◆ What needs to be done: Find all the lines with "其他都溶于水" and gather them.

◆ Supplied records:
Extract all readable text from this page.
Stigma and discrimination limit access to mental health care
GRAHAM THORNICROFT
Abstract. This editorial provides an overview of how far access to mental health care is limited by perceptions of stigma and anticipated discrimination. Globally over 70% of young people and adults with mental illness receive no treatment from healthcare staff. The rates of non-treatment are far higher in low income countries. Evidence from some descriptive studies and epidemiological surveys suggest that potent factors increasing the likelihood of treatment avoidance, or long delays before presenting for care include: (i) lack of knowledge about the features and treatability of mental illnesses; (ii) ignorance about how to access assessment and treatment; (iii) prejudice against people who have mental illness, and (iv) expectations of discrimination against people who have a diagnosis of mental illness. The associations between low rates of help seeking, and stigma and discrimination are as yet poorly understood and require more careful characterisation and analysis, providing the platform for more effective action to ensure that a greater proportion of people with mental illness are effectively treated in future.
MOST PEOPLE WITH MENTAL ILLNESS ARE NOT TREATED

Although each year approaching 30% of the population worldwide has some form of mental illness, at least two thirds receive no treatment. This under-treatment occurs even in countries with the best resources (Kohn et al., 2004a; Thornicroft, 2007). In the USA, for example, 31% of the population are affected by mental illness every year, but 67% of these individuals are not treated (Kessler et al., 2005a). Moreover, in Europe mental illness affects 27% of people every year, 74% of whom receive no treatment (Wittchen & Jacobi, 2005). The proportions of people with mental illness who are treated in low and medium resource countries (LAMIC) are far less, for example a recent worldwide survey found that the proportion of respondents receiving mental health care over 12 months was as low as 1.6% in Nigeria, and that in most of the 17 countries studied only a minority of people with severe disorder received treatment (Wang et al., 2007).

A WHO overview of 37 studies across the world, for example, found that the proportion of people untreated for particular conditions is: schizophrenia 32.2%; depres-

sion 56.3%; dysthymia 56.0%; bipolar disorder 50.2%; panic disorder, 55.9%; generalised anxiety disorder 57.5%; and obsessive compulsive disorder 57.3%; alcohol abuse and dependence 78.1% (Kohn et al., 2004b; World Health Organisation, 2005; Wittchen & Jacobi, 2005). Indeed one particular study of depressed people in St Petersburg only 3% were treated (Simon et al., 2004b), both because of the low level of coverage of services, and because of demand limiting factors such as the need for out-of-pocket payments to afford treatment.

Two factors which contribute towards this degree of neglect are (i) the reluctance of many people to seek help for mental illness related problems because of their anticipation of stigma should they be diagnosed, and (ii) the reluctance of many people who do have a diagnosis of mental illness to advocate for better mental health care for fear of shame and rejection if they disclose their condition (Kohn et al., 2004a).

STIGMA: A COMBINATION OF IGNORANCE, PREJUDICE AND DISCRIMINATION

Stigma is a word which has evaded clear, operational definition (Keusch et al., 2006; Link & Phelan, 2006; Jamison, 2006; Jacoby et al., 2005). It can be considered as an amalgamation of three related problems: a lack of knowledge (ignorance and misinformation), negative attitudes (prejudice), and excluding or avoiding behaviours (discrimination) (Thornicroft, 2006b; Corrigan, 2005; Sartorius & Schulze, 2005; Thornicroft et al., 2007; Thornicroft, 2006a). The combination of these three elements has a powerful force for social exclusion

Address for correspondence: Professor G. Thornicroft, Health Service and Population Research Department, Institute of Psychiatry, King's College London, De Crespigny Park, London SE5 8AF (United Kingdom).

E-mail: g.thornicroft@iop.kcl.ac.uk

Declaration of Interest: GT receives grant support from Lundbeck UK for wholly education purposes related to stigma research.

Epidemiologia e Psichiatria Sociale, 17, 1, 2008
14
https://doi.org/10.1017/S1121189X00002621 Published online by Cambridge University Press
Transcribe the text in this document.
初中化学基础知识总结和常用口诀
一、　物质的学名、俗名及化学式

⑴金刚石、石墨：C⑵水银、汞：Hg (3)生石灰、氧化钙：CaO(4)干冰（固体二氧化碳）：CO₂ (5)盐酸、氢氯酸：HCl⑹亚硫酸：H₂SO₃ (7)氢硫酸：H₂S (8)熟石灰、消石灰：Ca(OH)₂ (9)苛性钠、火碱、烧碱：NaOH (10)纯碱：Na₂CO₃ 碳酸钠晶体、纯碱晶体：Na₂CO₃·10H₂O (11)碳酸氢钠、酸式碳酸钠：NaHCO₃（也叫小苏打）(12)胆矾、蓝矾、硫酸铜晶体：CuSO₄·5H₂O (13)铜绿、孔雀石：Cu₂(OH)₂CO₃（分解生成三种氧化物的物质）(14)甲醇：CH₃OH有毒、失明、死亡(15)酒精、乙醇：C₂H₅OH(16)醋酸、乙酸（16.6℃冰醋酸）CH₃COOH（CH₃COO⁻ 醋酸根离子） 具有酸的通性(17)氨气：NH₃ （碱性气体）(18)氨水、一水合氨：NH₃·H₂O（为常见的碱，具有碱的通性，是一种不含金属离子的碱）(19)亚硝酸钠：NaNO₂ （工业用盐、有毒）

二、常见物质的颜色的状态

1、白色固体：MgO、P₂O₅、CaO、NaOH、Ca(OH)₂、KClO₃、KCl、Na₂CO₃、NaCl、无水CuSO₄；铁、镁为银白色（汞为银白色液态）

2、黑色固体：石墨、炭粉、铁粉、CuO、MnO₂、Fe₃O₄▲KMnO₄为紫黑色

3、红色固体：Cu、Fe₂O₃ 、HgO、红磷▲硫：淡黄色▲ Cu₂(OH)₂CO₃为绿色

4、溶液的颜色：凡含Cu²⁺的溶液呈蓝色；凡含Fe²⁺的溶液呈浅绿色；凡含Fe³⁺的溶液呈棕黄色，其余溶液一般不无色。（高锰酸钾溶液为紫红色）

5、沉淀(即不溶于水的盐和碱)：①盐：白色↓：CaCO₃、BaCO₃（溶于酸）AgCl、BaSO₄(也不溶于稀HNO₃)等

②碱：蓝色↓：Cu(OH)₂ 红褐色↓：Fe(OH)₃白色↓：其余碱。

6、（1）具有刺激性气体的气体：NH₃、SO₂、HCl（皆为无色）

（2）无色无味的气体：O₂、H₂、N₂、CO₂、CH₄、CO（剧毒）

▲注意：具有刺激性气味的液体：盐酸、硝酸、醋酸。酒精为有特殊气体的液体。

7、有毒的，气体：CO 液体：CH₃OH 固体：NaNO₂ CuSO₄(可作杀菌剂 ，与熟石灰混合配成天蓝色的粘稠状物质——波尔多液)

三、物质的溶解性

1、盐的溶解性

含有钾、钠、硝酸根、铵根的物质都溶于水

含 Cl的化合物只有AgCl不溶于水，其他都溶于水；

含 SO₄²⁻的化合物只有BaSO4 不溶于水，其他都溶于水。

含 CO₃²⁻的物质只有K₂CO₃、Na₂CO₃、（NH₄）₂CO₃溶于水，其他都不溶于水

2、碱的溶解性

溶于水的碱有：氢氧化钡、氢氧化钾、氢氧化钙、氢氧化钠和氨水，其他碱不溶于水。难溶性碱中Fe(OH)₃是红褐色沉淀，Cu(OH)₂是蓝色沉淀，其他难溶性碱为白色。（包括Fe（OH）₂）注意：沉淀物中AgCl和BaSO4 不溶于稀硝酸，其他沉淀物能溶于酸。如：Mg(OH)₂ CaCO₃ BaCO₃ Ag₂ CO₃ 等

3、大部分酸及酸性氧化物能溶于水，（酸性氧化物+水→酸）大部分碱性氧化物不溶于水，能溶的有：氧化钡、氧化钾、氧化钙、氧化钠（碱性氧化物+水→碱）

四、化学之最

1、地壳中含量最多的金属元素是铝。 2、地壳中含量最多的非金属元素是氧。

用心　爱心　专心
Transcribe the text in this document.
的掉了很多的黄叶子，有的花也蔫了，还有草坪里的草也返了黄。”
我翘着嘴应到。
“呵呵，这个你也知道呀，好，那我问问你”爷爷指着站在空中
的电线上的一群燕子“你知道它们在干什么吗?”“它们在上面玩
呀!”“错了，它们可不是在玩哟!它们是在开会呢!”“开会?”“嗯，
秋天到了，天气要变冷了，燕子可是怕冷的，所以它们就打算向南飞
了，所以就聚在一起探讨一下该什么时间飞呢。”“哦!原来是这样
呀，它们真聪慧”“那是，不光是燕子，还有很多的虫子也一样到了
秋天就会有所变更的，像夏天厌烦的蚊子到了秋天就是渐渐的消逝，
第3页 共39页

◆ Task response:
含 Cl的化合物只有AgCl不溶于水，其他都溶于水；
含 SO₄²⁻的化合物只有BaSO4 不溶于水，其他都溶于水。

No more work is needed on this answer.